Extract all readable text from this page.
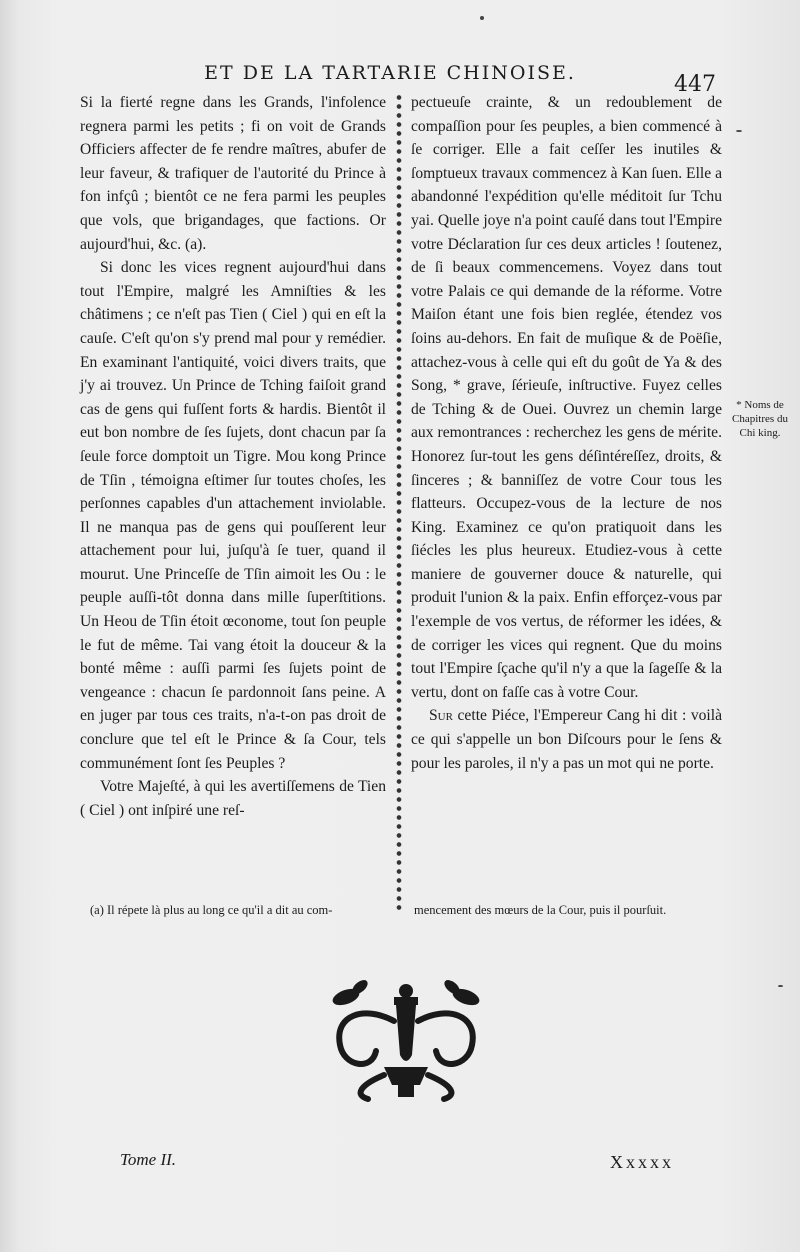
ET DE LA TARTARIE CHINOISE.	447

Si la fierté regne dans les Grands, l'infolence regnera parmi les petits ; fi on voit de Grands Officiers affecter de fe rendre maîtres, abufer de leur faveur, & trafiquer de l'autorité du Prince à fon infçû ; bientôt ce ne fera parmi les peuples que vols, que brigandages, que factions. Or aujourd'hui, &c. (a).

Si donc les vices regnent aujourd'hui dans tout l'Empire, malgré les Amniſties & les châtimens ; ce n'eſt pas Tien ( Ciel ) qui en eſt la cauſe. C'eſt qu'on s'y prend mal pour y remédier. En examinant l'antiquité, voici divers traits, que j'y ai trouvez. Un Prince de Tching faiſoit grand cas de gens qui fuſſent forts & hardis. Bientôt il eut bon nombre de ſes ſujets, dont chacun par ſa ſeule force domptoit un Tigre. Mou kong Prince de Tſin , témoigna eſtimer ſur toutes choſes, les perſonnes capables d'un attachement inviolable. Il ne manqua pas de gens qui pouſſerent leur attachement pour lui, juſqu'à ſe tuer, quand il mourut. Une Princeſſe de Tſin aimoit les Ou : le peuple auſſi-tôt donna dans mille ſuperſtitions. Un Heou de Tſin étoit œconome, tout ſon peuple le fut de même. Tai vang étoit la douceur & la bonté même : auſſi parmi ſes ſujets point de vengeance : chacun ſe pardonnoit ſans peine. A en juger par tous ces traits, n'a-t-on pas droit de conclure que tel eſt le Prince & ſa Cour, tels communément ſont ſes Peuples ?

Votre Majeſté, à qui les avertiſſemens de Tien ( Ciel ) ont inſpiré une reſ-

pectueuſe crainte, & un redoublement de compaſſion pour ſes peuples, a bien commencé à ſe corriger. Elle a fait ceſſer les inutiles & ſomptueux travaux commencez à Kan ſuen. Elle a abandonné l'expédition qu'elle méditoit ſur Tchu yai. Quelle joye n'a point cauſé dans tout l'Empire votre Déclaration ſur ces deux articles ! ſoutenez, de ſi beaux commencemens. Voyez dans tout votre Palais ce qui demande de la réforme. Votre Maiſon étant une fois bien reglée, étendez vos ſoins au-dehors. En fait de muſique & de Poëſie, attachez-vous à celle qui eſt du goût de Ya & des Song, * grave, ſérieuſe, inſtructive. Fuyez celles de Tching & de Ouei. Ouvrez un chemin large aux remontrances : recherchez les gens de mérite. Honorez ſur-tout les gens déſintéreſſez, droits, & ſinceres ; & banniſſez de votre Cour tous les flatteurs. Occupez-vous de la lecture de nos King. Examinez ce qu'on pratiquoit dans les ſiécles les plus heureux. Etudiez-vous à cette maniere de gouverner douce & naturelle, qui produit l'union & la paix. Enfin efforçez-vous par l'exemple de vos vertus, de réformer les idées, & de corriger les vices qui regnent. Que du moins tout l'Empire ſçache qu'il n'y a que la ſageſſe & la vertu, dont on faſſe cas à votre Cour.

Sur cette Piéce, l'Empereur Cang hi dit : voilà ce qui s'appelle un bon Diſcours pour le ſens & pour les paroles, il n'y a pas un mot qui ne porte.

* Noms de Chapitres du Chi king.
(a) Il répete là plus au long ce qu'il a dit au com-	mencement des mœurs de la Cour, puis il pourſuit.
Tome II.	Xxxxx
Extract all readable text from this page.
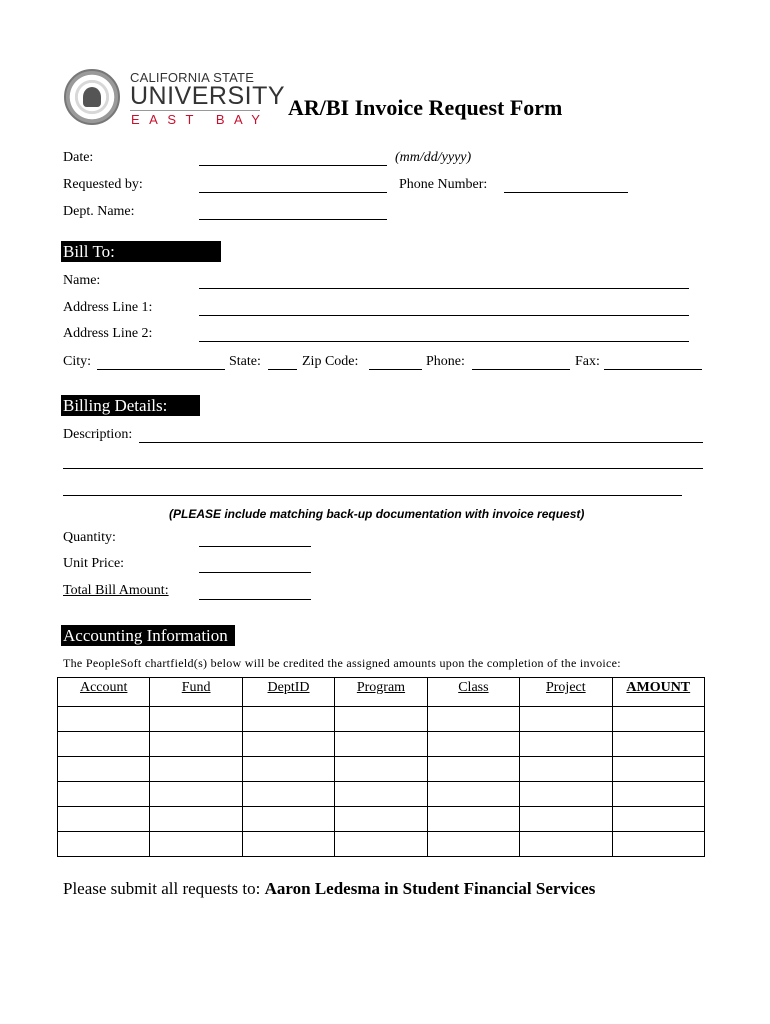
CALIFORNIA STATE
UNIVERSITY
EAST BAY AR/BI Invoice Request Form
Date:	(mm/dd/yyyy)
Requested by:	Phone Number:
Dept. Name:
Bill To:
Name:
Address Line 1:
Address Line 2:
City:	State:	Zip Code:	Phone:	Fax:
Billing Details:
Description:
(PLEASE include matching back-up documentation with invoice request)
Quantity:
Unit Price:
Total Bill Amount:
Accounting Information
The PeopleSoft chartfield(s) below will be credited the assigned amounts upon the completion of the invoice:
Account	Fund	DeptID	Program	Class	Project	AMOUNT

Please submit all requests to: Aaron Ledesma in Student Financial Services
◆ ◆ ◆ ◆
### Task to complete
Omit every image. Quote each record exactly.

### Reply
Extract all readable text from this page.
ET DE LA TARTARIE CHINOISE.	447

Si la fierté regne dans les Grands, l'infolence regnera parmi les petits ; fi on voit de Grands Officiers affecter de fe rendre maîtres, abufer de leur faveur, & trafiquer de l'autorité du Prince à fon infçû ; bientôt ce ne fera parmi les peuples que vols, que brigandages, que factions. Or aujourd'hui, &c. (a).

Si donc les vices regnent aujourd'hui dans tout l'Empire, malgré les Amniſties & les châtimens ; ce n'eſt pas Tien ( Ciel ) qui en eſt la cauſe. C'eſt qu'on s'y prend mal pour y remédier. En examinant l'antiquité, voici divers traits, que j'y ai trouvez. Un Prince de Tching faiſoit grand cas de gens qui fuſſent forts & hardis. Bientôt il eut bon nombre de ſes ſujets, dont chacun par ſa ſeule force domptoit un Tigre. Mou kong Prince de Tſin , témoigna eſtimer ſur toutes choſes, les perſonnes capables d'un attachement inviolable. Il ne manqua pas de gens qui pouſſerent leur attachement pour lui, juſqu'à ſe tuer, quand il mourut. Une Princeſſe de Tſin aimoit les Ou : le peuple auſſi-tôt donna dans mille ſuperſtitions. Un Heou de Tſin étoit œconome, tout ſon peuple le fut de même. Tai vang étoit la douceur & la bonté même : auſſi parmi ſes ſujets point de vengeance : chacun ſe pardonnoit ſans peine. A en juger par tous ces traits, n'a-t-on pas droit de conclure que tel eſt le Prince & ſa Cour, tels communément ſont ſes Peuples ?

Votre Majeſté, à qui les avertiſſemens de Tien ( Ciel ) ont inſpiré une reſ-

pectueuſe crainte, & un redoublement de compaſſion pour ſes peuples, a bien commencé à ſe corriger. Elle a fait ceſſer les inutiles & ſomptueux travaux commencez à Kan ſuen. Elle a abandonné l'expédition qu'elle méditoit ſur Tchu yai. Quelle joye n'a point cauſé dans tout l'Empire votre Déclaration ſur ces deux articles ! ſoutenez, de ſi beaux commencemens. Voyez dans tout votre Palais ce qui demande de la réforme. Votre Maiſon étant une fois bien reglée, étendez vos ſoins au-dehors. En fait de muſique & de Poëſie, attachez-vous à celle qui eſt du goût de Ya & des Song, * grave, ſérieuſe, inſtructive. Fuyez celles de Tching & de Ouei. Ouvrez un chemin large aux remontrances : recherchez les gens de mérite. Honorez ſur-tout les gens déſintéreſſez, droits, & ſinceres ; & banniſſez de votre Cour tous les flatteurs. Occupez-vous de la lecture de nos King. Examinez ce qu'on pratiquoit dans les ſiécles les plus heureux. Etudiez-vous à cette maniere de gouverner douce & naturelle, qui produit l'union & la paix. Enfin efforçez-vous par l'exemple de vos vertus, de réformer les idées, & de corriger les vices qui regnent. Que du moins tout l'Empire ſçache qu'il n'y a que la ſageſſe & la vertu, dont on faſſe cas à votre Cour.

Sur cette Piéce, l'Empereur Cang hi dit : voilà ce qui s'appelle un bon Diſcours pour le ſens & pour les paroles, il n'y a pas un mot qui ne porte.

* Noms de Chapitres du Chi king.
(a) Il répete là plus au long ce qu'il a dit au com-	mencement des mœurs de la Cour, puis il pourſuit.
Tome II.	Xxxxx
Extract all readable text from this page.
CALIFORNIA STATE
UNIVERSITY
EAST BAY AR/BI Invoice Request Form
Date:	(mm/dd/yyyy)
Requested by:	Phone Number:
Dept. Name:
Bill To:
Name:
Address Line 1:
Address Line 2:
City:	State:	Zip Code:	Phone:	Fax:
Billing Details:
Description:
(PLEASE include matching back-up documentation with invoice request)
Quantity:
Unit Price:
Total Bill Amount:
Accounting Information
The PeopleSoft chartfield(s) below will be credited the assigned amounts upon the completion of the invoice:
Account	Fund	DeptID	Program	Class	Project	AMOUNT

Please submit all requests to: Aaron Ledesma in Student Financial Services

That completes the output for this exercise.